### EXERCISE DIRECTIONS
Below is a set of records. Please retype every one exactly.
== Segment start ==
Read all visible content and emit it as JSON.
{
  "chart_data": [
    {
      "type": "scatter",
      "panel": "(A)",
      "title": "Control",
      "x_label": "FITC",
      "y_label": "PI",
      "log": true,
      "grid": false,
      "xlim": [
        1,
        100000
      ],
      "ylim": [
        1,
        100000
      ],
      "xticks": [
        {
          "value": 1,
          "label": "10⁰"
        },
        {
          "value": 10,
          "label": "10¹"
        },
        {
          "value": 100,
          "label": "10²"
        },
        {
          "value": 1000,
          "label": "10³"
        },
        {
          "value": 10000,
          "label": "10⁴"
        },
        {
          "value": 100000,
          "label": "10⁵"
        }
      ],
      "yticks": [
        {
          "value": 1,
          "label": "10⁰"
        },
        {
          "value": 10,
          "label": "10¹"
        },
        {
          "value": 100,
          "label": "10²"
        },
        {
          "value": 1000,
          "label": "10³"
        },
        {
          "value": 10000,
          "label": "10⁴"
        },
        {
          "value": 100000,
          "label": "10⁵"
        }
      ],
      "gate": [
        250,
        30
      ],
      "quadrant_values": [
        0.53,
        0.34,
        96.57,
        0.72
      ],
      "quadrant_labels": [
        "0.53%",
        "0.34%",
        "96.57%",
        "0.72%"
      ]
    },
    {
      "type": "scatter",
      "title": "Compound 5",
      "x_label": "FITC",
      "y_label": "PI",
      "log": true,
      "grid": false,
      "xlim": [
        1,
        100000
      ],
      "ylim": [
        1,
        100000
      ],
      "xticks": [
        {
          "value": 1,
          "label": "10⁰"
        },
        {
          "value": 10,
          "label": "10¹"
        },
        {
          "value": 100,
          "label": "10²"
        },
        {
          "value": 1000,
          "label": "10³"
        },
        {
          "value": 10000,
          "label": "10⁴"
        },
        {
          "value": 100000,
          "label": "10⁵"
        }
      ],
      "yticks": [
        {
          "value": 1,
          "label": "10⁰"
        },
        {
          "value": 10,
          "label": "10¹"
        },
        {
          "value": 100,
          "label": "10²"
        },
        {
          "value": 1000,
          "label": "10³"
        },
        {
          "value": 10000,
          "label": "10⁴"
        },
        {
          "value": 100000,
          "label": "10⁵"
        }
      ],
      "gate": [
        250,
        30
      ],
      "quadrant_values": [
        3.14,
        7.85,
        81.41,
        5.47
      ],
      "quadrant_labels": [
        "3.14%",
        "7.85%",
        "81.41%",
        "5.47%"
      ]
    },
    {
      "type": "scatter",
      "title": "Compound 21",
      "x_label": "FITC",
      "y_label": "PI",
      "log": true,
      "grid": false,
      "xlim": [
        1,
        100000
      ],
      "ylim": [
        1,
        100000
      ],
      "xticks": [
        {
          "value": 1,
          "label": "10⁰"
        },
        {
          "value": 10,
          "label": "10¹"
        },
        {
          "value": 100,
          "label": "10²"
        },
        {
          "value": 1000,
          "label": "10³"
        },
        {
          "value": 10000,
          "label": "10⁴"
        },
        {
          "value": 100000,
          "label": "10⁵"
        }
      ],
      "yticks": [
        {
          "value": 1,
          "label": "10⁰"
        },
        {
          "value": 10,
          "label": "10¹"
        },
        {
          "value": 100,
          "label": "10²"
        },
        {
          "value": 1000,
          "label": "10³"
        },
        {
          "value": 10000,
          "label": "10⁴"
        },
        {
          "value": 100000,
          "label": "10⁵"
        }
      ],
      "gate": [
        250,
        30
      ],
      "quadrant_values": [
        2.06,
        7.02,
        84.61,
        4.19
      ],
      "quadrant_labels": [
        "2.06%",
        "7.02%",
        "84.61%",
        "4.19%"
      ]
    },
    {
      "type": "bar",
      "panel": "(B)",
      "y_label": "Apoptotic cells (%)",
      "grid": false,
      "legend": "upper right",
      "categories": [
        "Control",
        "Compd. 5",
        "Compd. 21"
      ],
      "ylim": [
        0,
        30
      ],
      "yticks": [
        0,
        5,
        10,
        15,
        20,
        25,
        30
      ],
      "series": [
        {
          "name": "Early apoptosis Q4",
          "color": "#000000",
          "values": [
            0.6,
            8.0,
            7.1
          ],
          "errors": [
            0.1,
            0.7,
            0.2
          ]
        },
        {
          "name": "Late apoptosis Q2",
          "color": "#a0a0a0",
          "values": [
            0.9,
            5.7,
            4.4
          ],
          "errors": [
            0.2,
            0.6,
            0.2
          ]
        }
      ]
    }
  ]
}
== Segment end ==
### OUTPUT FOR THIS EXERCISE
Read all visible content and emit it as JSON.
{
  "chart_data": [
    {
      "type": "scatter",
      "panel": "(A)",
      "title": "Control",
      "x_label": "FITC",
      "y_label": "PI",
      "log": true,
      "grid": false,
      "xlim": [
        1,
        100000
      ],
      "ylim": [
        1,
        100000
      ],
      "xticks": [
        {
          "value": 1,
          "label": "10⁰"
        },
        {
          "value": 10,
          "label": "10¹"
        },
        {
          "value": 100,
          "label": "10²"
        },
        {
          "value": 1000,
          "label": "10³"
        },
        {
          "value": 10000,
          "label": "10⁴"
        },
        {
          "value": 100000,
          "label": "10⁵"
        }
      ],
      "yticks": [
        {
          "value": 1,
          "label": "10⁰"
        },
        {
          "value": 10,
          "label": "10¹"
        },
        {
          "value": 100,
          "label": "10²"
        },
        {
          "value": 1000,
          "label": "10³"
        },
        {
          "value": 10000,
          "label": "10⁴"
        },
        {
          "value": 100000,
          "label": "10⁵"
        }
      ],
      "gate": [
        250,
        30
      ],
      "quadrant_values": [
        0.53,
        0.34,
        96.57,
        0.72
      ],
      "quadrant_labels": [
        "0.53%",
        "0.34%",
        "96.57%",
        "0.72%"
      ]
    },
    {
      "type": "scatter",
      "title": "Compound 5",
      "x_label": "FITC",
      "y_label": "PI",
      "log": true,
      "grid": false,
      "xlim": [
        1,
        100000
      ],
      "ylim": [
        1,
        100000
      ],
      "xticks": [
        {
          "value": 1,
          "label": "10⁰"
        },
        {
          "value": 10,
          "label": "10¹"
        },
        {
          "value": 100,
          "label": "10²"
        },
        {
          "value": 1000,
          "label": "10³"
        },
        {
          "value": 10000,
          "label": "10⁴"
        },
        {
          "value": 100000,
          "label": "10⁵"
        }
      ],
      "yticks": [
        {
          "value": 1,
          "label": "10⁰"
        },
        {
          "value": 10,
          "label": "10¹"
        },
        {
          "value": 100,
          "label": "10²"
        },
        {
          "value": 1000,
          "label": "10³"
        },
        {
          "value": 10000,
          "label": "10⁴"
        },
        {
          "value": 100000,
          "label": "10⁵"
        }
      ],
      "gate": [
        250,
        30
      ],
      "quadrant_values": [
        3.14,
        7.85,
        81.41,
        5.47
      ],
      "quadrant_labels": [
        "3.14%",
        "7.85%",
        "81.41%",
        "5.47%"
      ]
    },
    {
      "type": "scatter",
      "title": "Compound 21",
      "x_label": "FITC",
      "y_label": "PI",
      "log": true,
      "grid": false,
      "xlim": [
        1,
        100000
      ],
      "ylim": [
        1,
        100000
      ],
      "xticks": [
        {
          "value": 1,
          "label": "10⁰"
        },
        {
          "value": 10,
          "label": "10¹"
        },
        {
          "value": 100,
          "label": "10²"
        },
        {
          "value": 1000,
          "label": "10³"
        },
        {
          "value": 10000,
          "label": "10⁴"
        },
        {
          "value": 100000,
          "label": "10⁵"
        }
      ],
      "yticks": [
        {
          "value": 1,
          "label": "10⁰"
        },
        {
          "value": 10,
          "label": "10¹"
        },
        {
          "value": 100,
          "label": "10²"
        },
        {
          "value": 1000,
          "label": "10³"
        },
        {
          "value": 10000,
          "label": "10⁴"
        },
        {
          "value": 100000,
          "label": "10⁵"
        }
      ],
      "gate": [
        250,
        30
      ],
      "quadrant_values": [
        2.06,
        7.02,
        84.61,
        4.19
      ],
      "quadrant_labels": [
        "2.06%",
        "7.02%",
        "84.61%",
        "4.19%"
      ]
    },
    {
      "type": "bar",
      "panel": "(B)",
      "y_label": "Apoptotic cells (%)",
      "grid": false,
      "legend": "upper right",
      "categories": [
        "Control",
        "Compd. 5",
        "Compd. 21"
      ],
      "ylim": [
        0,
        30
      ],
      "yticks": [
        0,
        5,
        10,
        15,
        20,
        25,
        30
      ],
      "series": [
        {
          "name": "Early apoptosis Q4",
          "color": "#000000",
          "values": [
            0.6,
            8.0,
            7.1
          ],
          "errors": [
            0.1,
            0.7,
            0.2
          ]
        },
        {
          "name": "Late apoptosis Q2",
          "color": "#a0a0a0",
          "values": [
            0.9,
            5.7,
            4.4
          ],
          "errors": [
            0.2,
            0.6,
            0.2
          ]
        }
      ]
    }
  ]
}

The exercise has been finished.